• The data:
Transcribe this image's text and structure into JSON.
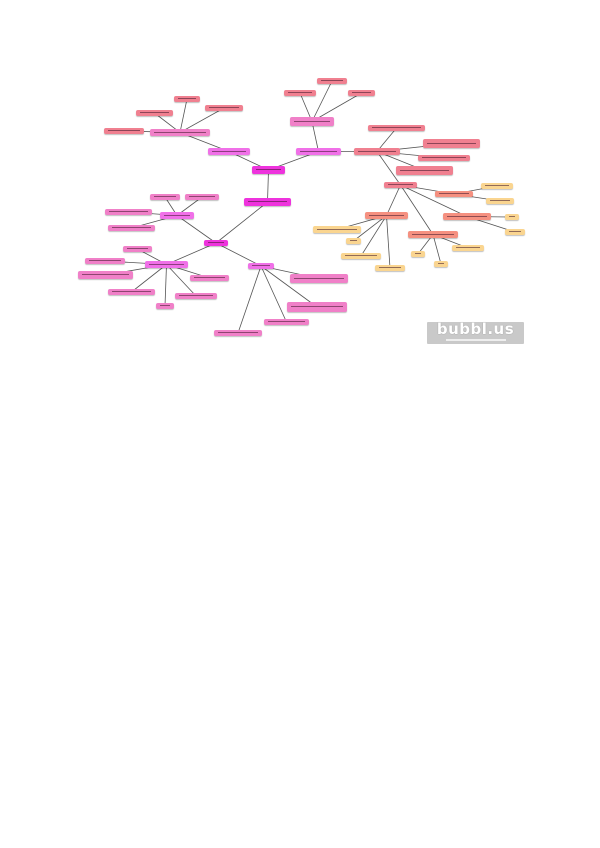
{
  "logo": {
    "text": "bubbl.us"
  },
  "colors": {
    "root": "#ee33dd",
    "branch": "#f070e8",
    "pink": "#f080c8",
    "salmon": "#f08090",
    "orange": "#f59080",
    "yellow": "#fad590",
    "line": "#555555"
  }
}
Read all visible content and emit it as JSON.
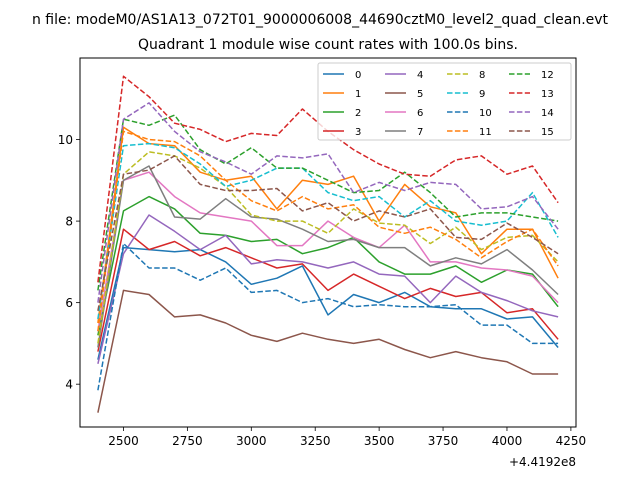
{
  "chart_data": {
    "type": "line",
    "suptitle": "n file: modeM0/AS1A13_072T01_9000006008_44690cztM0_level2_quad_clean.evt",
    "title": "Quadrant 1 module wise count rates with 100.0s bins.",
    "xlabel": "",
    "ylabel": "",
    "x_offset_label": "+4.4192e8",
    "xlim": [
      2330,
      4270
    ],
    "ylim": [
      2.95,
      12.0
    ],
    "xticks": [
      2500,
      2750,
      3000,
      3250,
      3500,
      3750,
      4000,
      4250
    ],
    "xtick_labels": [
      "2500",
      "2750",
      "3000",
      "3250",
      "3500",
      "3750",
      "4000",
      "4250"
    ],
    "yticks": [
      4,
      6,
      8,
      10
    ],
    "ytick_labels": [
      "4",
      "6",
      "8",
      "10"
    ],
    "grid": false,
    "legend_position": "top-right",
    "legend_columns": 4,
    "x": [
      2400,
      2500,
      2600,
      2700,
      2800,
      2900,
      3000,
      3100,
      3200,
      3300,
      3400,
      3500,
      3600,
      3700,
      3800,
      3900,
      4000,
      4100,
      4200
    ],
    "series": [
      {
        "name": "0",
        "color": "#1f77b4",
        "dash": "solid",
        "values": [
          4.6,
          7.35,
          7.3,
          7.25,
          7.3,
          7.0,
          6.45,
          6.6,
          6.9,
          5.7,
          6.2,
          6.0,
          6.25,
          5.9,
          5.85,
          5.85,
          5.6,
          5.65,
          4.9
        ]
      },
      {
        "name": "1",
        "color": "#ff7f0e",
        "dash": "solid",
        "values": [
          5.5,
          10.3,
          9.9,
          9.85,
          9.2,
          9.0,
          9.1,
          8.3,
          9.0,
          8.9,
          9.1,
          8.0,
          8.9,
          8.35,
          8.2,
          7.2,
          7.8,
          7.8,
          6.6
        ]
      },
      {
        "name": "2",
        "color": "#2ca02c",
        "dash": "solid",
        "values": [
          5.2,
          8.25,
          8.6,
          8.3,
          7.7,
          7.65,
          7.5,
          7.55,
          7.2,
          7.35,
          7.6,
          7.0,
          6.7,
          6.7,
          6.9,
          6.5,
          6.8,
          6.7,
          5.9
        ]
      },
      {
        "name": "3",
        "color": "#d62728",
        "dash": "solid",
        "values": [
          4.8,
          7.8,
          7.3,
          7.5,
          7.15,
          7.35,
          7.1,
          6.85,
          6.95,
          6.3,
          6.7,
          6.4,
          6.1,
          6.35,
          6.15,
          6.25,
          5.75,
          5.85,
          5.1
        ]
      },
      {
        "name": "4",
        "color": "#9467bd",
        "dash": "solid",
        "values": [
          4.5,
          7.2,
          8.15,
          7.75,
          7.3,
          7.65,
          6.95,
          7.05,
          7.0,
          6.85,
          7.0,
          6.7,
          6.65,
          6.0,
          6.65,
          6.25,
          6.05,
          5.8,
          5.65
        ]
      },
      {
        "name": "5",
        "color": "#8c564b",
        "dash": "solid",
        "values": [
          3.3,
          6.3,
          6.2,
          5.65,
          5.7,
          5.5,
          5.2,
          5.05,
          5.25,
          5.1,
          5.0,
          5.1,
          4.85,
          4.65,
          4.8,
          4.65,
          4.55,
          4.25,
          4.25
        ]
      },
      {
        "name": "6",
        "color": "#e377c2",
        "dash": "solid",
        "values": [
          5.3,
          9.0,
          9.2,
          8.6,
          8.2,
          8.1,
          8.0,
          7.4,
          7.4,
          8.0,
          7.6,
          7.35,
          7.9,
          7.0,
          7.0,
          6.85,
          6.8,
          6.65,
          6.0
        ]
      },
      {
        "name": "7",
        "color": "#7f7f7f",
        "dash": "solid",
        "values": [
          4.9,
          9.0,
          9.35,
          8.1,
          8.05,
          8.55,
          8.1,
          8.05,
          7.8,
          7.5,
          7.55,
          7.35,
          7.35,
          6.9,
          7.1,
          6.95,
          7.3,
          6.8,
          6.2
        ]
      },
      {
        "name": "8",
        "color": "#bcbd22",
        "dash": "dashed",
        "values": [
          5.0,
          9.15,
          9.7,
          9.6,
          9.3,
          8.85,
          8.15,
          8.0,
          8.0,
          7.7,
          8.3,
          7.95,
          7.9,
          7.45,
          7.85,
          7.3,
          7.6,
          7.65,
          7.0
        ]
      },
      {
        "name": "9",
        "color": "#17becf",
        "dash": "dashed",
        "values": [
          5.6,
          9.85,
          9.9,
          9.8,
          9.4,
          8.85,
          9.0,
          9.3,
          9.3,
          8.7,
          8.5,
          8.6,
          8.1,
          8.5,
          8.0,
          7.9,
          8.0,
          8.7,
          7.6
        ]
      },
      {
        "name": "10",
        "color": "#1f77b4",
        "dash": "dashed",
        "values": [
          3.85,
          7.45,
          6.85,
          6.85,
          6.55,
          6.85,
          6.25,
          6.3,
          6.0,
          6.1,
          5.9,
          5.95,
          5.9,
          5.9,
          5.95,
          5.45,
          5.45,
          5.0,
          5.0
        ]
      },
      {
        "name": "11",
        "color": "#ff7f0e",
        "dash": "dashed",
        "values": [
          5.3,
          10.2,
          10.0,
          9.95,
          9.6,
          9.0,
          8.5,
          8.25,
          8.6,
          8.3,
          8.4,
          7.85,
          7.7,
          7.85,
          7.55,
          7.1,
          7.5,
          7.8,
          6.9
        ]
      },
      {
        "name": "12",
        "color": "#2ca02c",
        "dash": "dashed",
        "values": [
          6.3,
          10.5,
          10.35,
          10.6,
          9.75,
          9.4,
          9.8,
          9.3,
          9.3,
          9.0,
          8.7,
          8.75,
          9.2,
          8.7,
          8.1,
          8.2,
          8.2,
          8.1,
          8.0
        ]
      },
      {
        "name": "13",
        "color": "#d62728",
        "dash": "dashed",
        "values": [
          6.5,
          11.55,
          11.05,
          10.4,
          10.25,
          9.95,
          10.15,
          10.1,
          10.75,
          10.2,
          9.75,
          9.4,
          9.15,
          9.1,
          9.5,
          9.6,
          9.15,
          9.35,
          8.45
        ]
      },
      {
        "name": "14",
        "color": "#9467bd",
        "dash": "dashed",
        "values": [
          6.0,
          10.5,
          10.9,
          10.2,
          9.7,
          9.45,
          9.15,
          9.6,
          9.55,
          9.65,
          8.7,
          8.95,
          8.75,
          8.95,
          8.9,
          8.3,
          8.35,
          8.6,
          7.8
        ]
      },
      {
        "name": "15",
        "color": "#8c564b",
        "dash": "dashed",
        "values": [
          5.8,
          9.15,
          9.25,
          9.6,
          8.9,
          8.75,
          8.75,
          8.8,
          8.25,
          8.45,
          8.0,
          8.25,
          8.1,
          8.3,
          7.6,
          7.55,
          7.95,
          7.6,
          7.2
        ]
      }
    ]
  }
}
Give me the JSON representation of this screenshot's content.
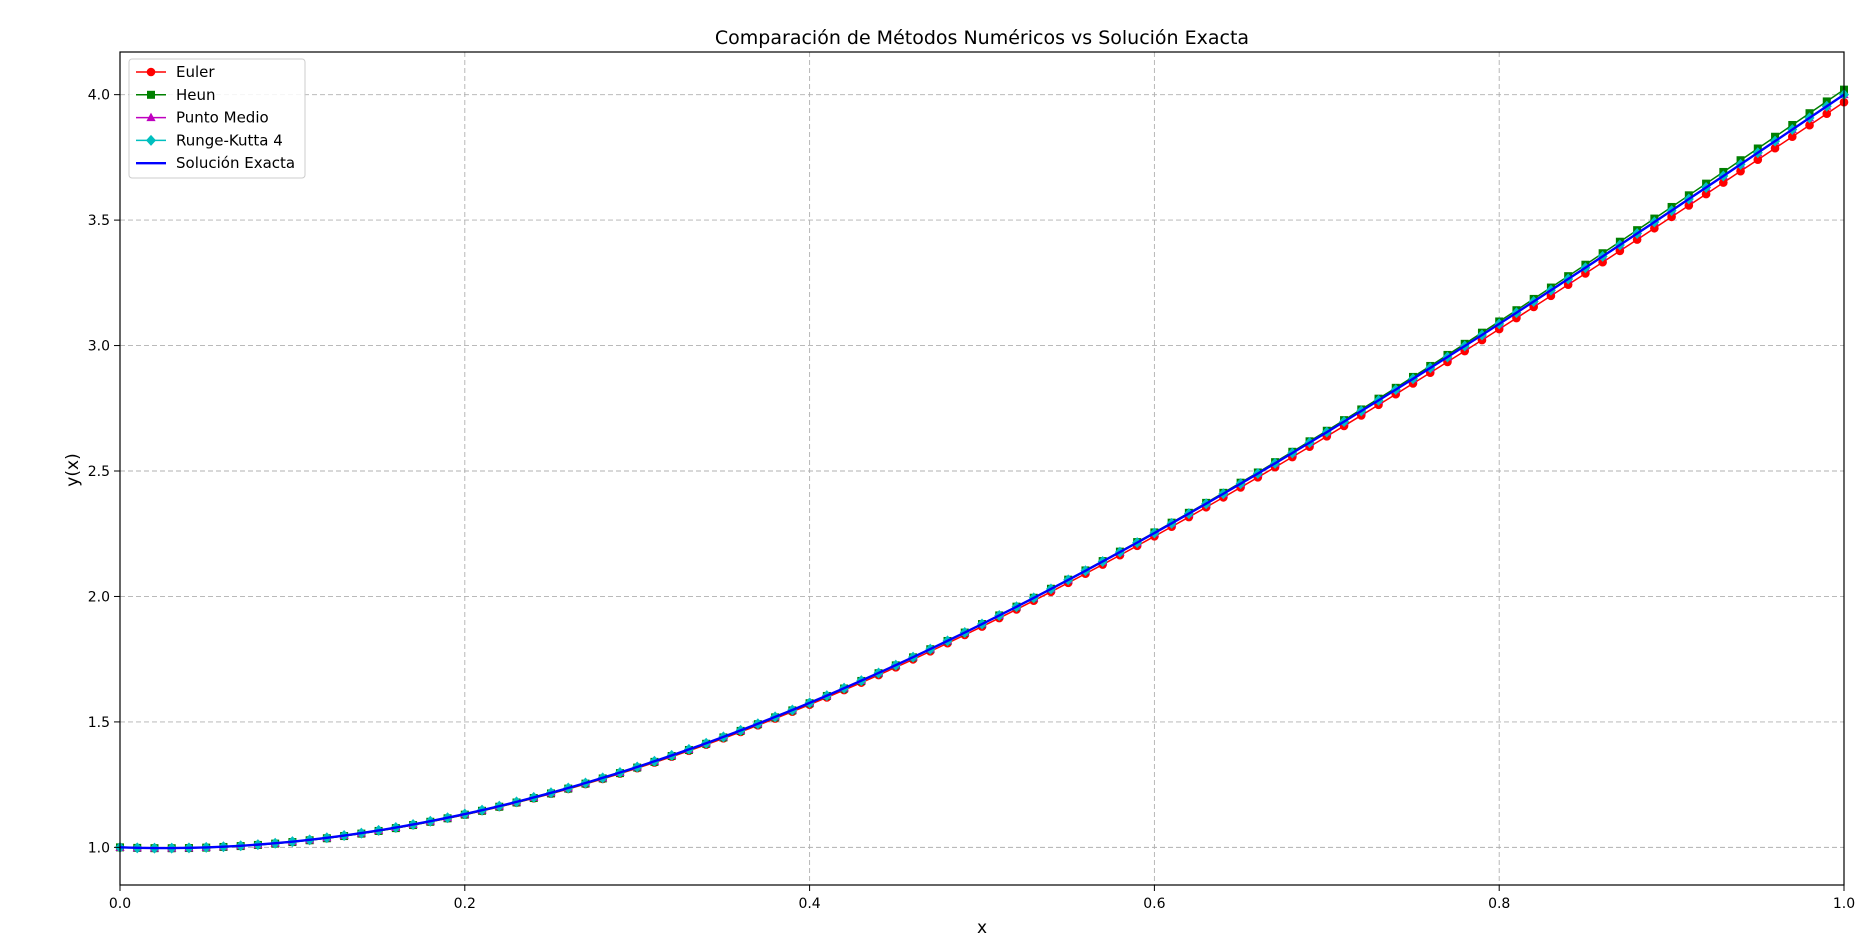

• What is needed: How many of these lines contain "text"? Write only the number.

• Task result: 2